> OBJECTIVE 1:
In the account of the slum school visit, what did the pastor and his wife bring the visitors to drink?
> OBJECTIVE 2:
Write the next part of the account of the slum school visit, picking up after its last sentence.

> SUPPLIED PASSAGE:
^^^^
We gathered in a small meeting room with an old computer and some plastic chairs lining the walls.  This appeared to be the office or meeting area.  Then we were introduced to the Pastor and his wife who cared for the children and managed the slum school.  They immediately began to serve us, and brought us cups of cold water to drink.  In a way, it felt terrible how well we were being treated - like we were dignitaries or something.  I just felt so undeserving - here was a couple who were giving up so much to serve the lowest of the low, yet, they were just genuinely happy to see us, and the Indian culture is naturally very hospitable.

We took a quick tour of the buildings and observed for a few moments the children in their classrooms.  This happened to be one of the nicest slum schools, and although very crowded, they children had small desks lined up in which to do their learning.  What shocked me the most was how young some of these children were!  Tiny little 3 year olds sat respectfully and quietly in their seats, in their miniature sized school uniform,  some looking up at us white people with large frightened eyes.



There was a watchdog also, up on the rooftop.  He was precariously chained to a peg, on a short leash and wandered in small circles quite happily, wagging his fluffy white tail.  One false move though, and he'd be hanging off the side of the roof.  (Don't tell the SPCA!)

We were informed that we needed to travel to a lesser slum school in the area, that we'd be giving those children their Buffalo milk and buns first.  So we piled into the vehicle and began to drive through the village slum area - people staring at us as we passed them by.  Along the side of the road were some "nicer" apartments - government buildings that would then be sold to people.  For most of the people in this neighborhood, however, they were entirely unattainable in cost.  We turned at an intersection, deeper into the slum and on one side of the road I saw a man cooking on the ground in a pot, and on the other side of the road, a man was peeing.  We passed by many more broken down buildings, the streets filled with busy people and wandering children, garbage heaps randomly filling a vacant space with goats, pigs, dog and even cows rummaging for something interesting to eat.  Here there were open sewers along the side of the road, more accurately described as a deep gutter that was filled with garbage.

We pulled up along the side of the road, and entered a small gate between a couple of buildings, following the sound of children chantings something.  There, on the uneven ground with broken up pieces of red bricks and dirt was around 30 children, sitting and squatting in front of their teacher.  We could now see through the doorway into the rented space that the slum school was using, and saw that this 12X12 room was also packed with children on the floor.  We were greeted with a chorus of "Good morning" from the kids, and I tried to smile back although my mind was overcome just trying to process these conditions and the state of the children in front of me.

We were invited to greet the children and speak to them and I was grateful that Dan, being in the most senior position in our group, had to go first.  But as he spoke to them, I felt compassion welling up in my heart and managed to come up with some words of encouragement as well.  As simple as it was, all I really knew to say was that these children were special, and that we loved them and cared for them.  What really do you say?  What can you possibly do?  After we spoke to them, we were allowed the opportunity to photograph the children and they were being given their milk as they were dismissed from school for the day.

I felt so inadequate and unsure of how to relate to these children. I crouched down, and tried to make eye contact with a few of the little ones, but they looked at me suspiciously.  I smiled awkwardly and just waved in their faces "Hello!" 

What do I do?  I thought, with panic.  Will I just be one of those horrible tourists who takes pictures and says "Oh, that was so sad..." and carries on with life?  Can I make any sort of impact on these children's lives?
^^^^
> DATA SHOWN:
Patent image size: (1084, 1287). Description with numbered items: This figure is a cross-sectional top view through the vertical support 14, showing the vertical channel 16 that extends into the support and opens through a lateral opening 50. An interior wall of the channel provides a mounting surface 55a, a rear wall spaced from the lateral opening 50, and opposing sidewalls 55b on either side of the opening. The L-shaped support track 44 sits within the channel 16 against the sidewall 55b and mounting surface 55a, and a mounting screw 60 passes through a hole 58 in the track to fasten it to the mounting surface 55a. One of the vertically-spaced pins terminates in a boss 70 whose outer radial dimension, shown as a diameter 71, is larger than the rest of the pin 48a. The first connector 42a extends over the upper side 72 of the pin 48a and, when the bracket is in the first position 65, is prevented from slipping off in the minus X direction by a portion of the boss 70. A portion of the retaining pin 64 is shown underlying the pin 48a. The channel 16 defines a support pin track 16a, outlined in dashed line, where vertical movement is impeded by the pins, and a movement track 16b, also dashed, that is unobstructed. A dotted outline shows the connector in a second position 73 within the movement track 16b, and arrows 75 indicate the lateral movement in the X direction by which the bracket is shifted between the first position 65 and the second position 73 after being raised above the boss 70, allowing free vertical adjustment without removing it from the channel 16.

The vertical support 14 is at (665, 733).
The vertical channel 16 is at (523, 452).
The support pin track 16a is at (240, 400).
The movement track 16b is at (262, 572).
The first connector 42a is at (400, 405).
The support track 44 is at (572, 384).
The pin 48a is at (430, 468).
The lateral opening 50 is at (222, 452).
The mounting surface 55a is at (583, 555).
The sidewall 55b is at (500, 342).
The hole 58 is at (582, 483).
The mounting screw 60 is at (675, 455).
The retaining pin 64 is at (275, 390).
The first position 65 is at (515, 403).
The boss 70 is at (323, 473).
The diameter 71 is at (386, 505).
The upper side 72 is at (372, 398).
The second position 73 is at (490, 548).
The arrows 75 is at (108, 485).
^^^^
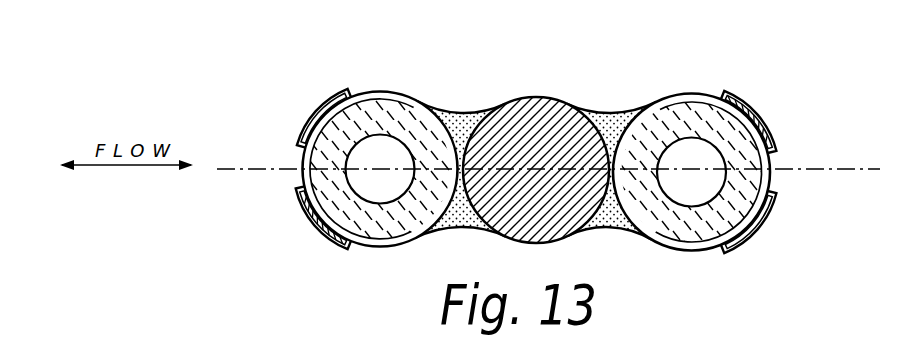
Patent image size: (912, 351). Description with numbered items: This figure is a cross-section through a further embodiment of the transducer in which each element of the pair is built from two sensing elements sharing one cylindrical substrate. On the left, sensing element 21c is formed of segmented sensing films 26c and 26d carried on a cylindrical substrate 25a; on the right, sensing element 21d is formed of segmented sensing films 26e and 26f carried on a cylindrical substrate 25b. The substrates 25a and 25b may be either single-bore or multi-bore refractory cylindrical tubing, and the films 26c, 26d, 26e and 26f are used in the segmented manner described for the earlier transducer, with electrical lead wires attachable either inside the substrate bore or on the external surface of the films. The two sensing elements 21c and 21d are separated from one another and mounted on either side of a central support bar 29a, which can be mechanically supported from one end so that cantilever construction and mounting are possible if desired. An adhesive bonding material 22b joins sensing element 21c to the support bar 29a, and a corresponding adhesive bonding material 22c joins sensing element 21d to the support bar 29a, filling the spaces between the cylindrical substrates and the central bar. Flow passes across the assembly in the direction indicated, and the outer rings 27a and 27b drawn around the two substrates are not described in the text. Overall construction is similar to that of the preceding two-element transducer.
^^^^
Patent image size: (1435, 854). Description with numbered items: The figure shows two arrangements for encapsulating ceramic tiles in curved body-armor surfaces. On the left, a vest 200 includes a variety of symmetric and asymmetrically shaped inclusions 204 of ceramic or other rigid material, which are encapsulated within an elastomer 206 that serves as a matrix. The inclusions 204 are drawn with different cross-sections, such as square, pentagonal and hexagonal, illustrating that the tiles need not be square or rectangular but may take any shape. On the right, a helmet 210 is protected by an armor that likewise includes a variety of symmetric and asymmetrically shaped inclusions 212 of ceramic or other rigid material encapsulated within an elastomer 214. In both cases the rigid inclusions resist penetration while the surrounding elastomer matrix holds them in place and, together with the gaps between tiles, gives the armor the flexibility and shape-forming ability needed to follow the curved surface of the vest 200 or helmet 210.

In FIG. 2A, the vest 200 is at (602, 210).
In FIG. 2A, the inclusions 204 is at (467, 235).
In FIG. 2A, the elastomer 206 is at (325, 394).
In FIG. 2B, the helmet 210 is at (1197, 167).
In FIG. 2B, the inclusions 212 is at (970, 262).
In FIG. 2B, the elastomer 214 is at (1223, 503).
^^^^
> REPLY 1:
Cups of cold water.

> REPLY 2:
Moments later, the children were being served their milk and a little one was stumbling on the uneven ground, trying to make her way to a safe spot to eat and drink.  An older child, perhaps a sibling, took the cup from her hand for a moment, to keep her from spilling and she burst into tears!  He grabbed her tiny elbow and helped steady her, and gave her back her cup of milk.  She quickly found a step to sit on and began greedily breaking off chunks of her bun and dipping it into the milk. 

Outside the doorway, a small group of people were gathering; curious about the commotion going on at the slum school today.  We were encouraged back to the vehicle so as not to draw a lot of attention and cause a crowd to form, demanding milk and food.  We drove back to the larger, nicer slum school that was a few minutes distance away and I stared out the window, feeling quite numb and overwhelmed by what we'd seen and how helpless I felt.

Back at the nicer school, there were long carpets rolled out and the children were assembled to have their milk and buns.  Soon there were lines of children, back to back, seated on the red rugs, each with a cup in front of them.  The children prayed together, a prayer of thanksgiving and began to gratefully receive their warm buffalo milk and soft buns.

This time, I was determined to get in closer and bridge the gap between myself and these precious children.  I immediately thought of the pictures of my kids that I carried in my wallet and I pulled them out.  I squatted next to some little ones and began to show them the pictures, pointing to myself and saying "These are my babies."  All at once, the barrier was broken and the children leaned towards the photos, looking with keen interest.  They smiled brightly at Ezra's chubby little baby picture, taken on his first birthday.  They looked on with enjoyment as I passed through all six pictures of my children, and then I repeated the actions as I moved down the line, to different clusters of children. 

Eventually, all the kids were done eating and I continued to show pictures, and a crowd began to form around me.  I stayed squatting, low to the ground so I could maintain eye contact with all the little kids.  Little ones began to push their way through the group, vying for a good position in order to see my photos.  After showing the pictures multiple times to the group of kids, I began to tell the children each of my kids' names.  "Baby Ezra." I would say, slowly and clearly.

"Baby Ezra!"  The children repeated in unison.

I went through all of my children's names and then began to ask children around me what their own names were, touching their arms and faces gently as I did so.  I couldn't believe that I was finally able to connect and after learning some of their names, I wasn't quite sure what I should do.  Here I was, literally surrounded by 20 or so slum children, all of them fully at my attention.  I began to sing "Jesus loves me" to them, and would stroke little faces or gently squeeze children's arms or hands as I sang.  They listened attentively and seemed to enjoy it.  More children pressed into the throng.  I felt slightly overwhelmed at the need, and the desire for attention, but I carried on, singing and showing my children's pictures to the crowd.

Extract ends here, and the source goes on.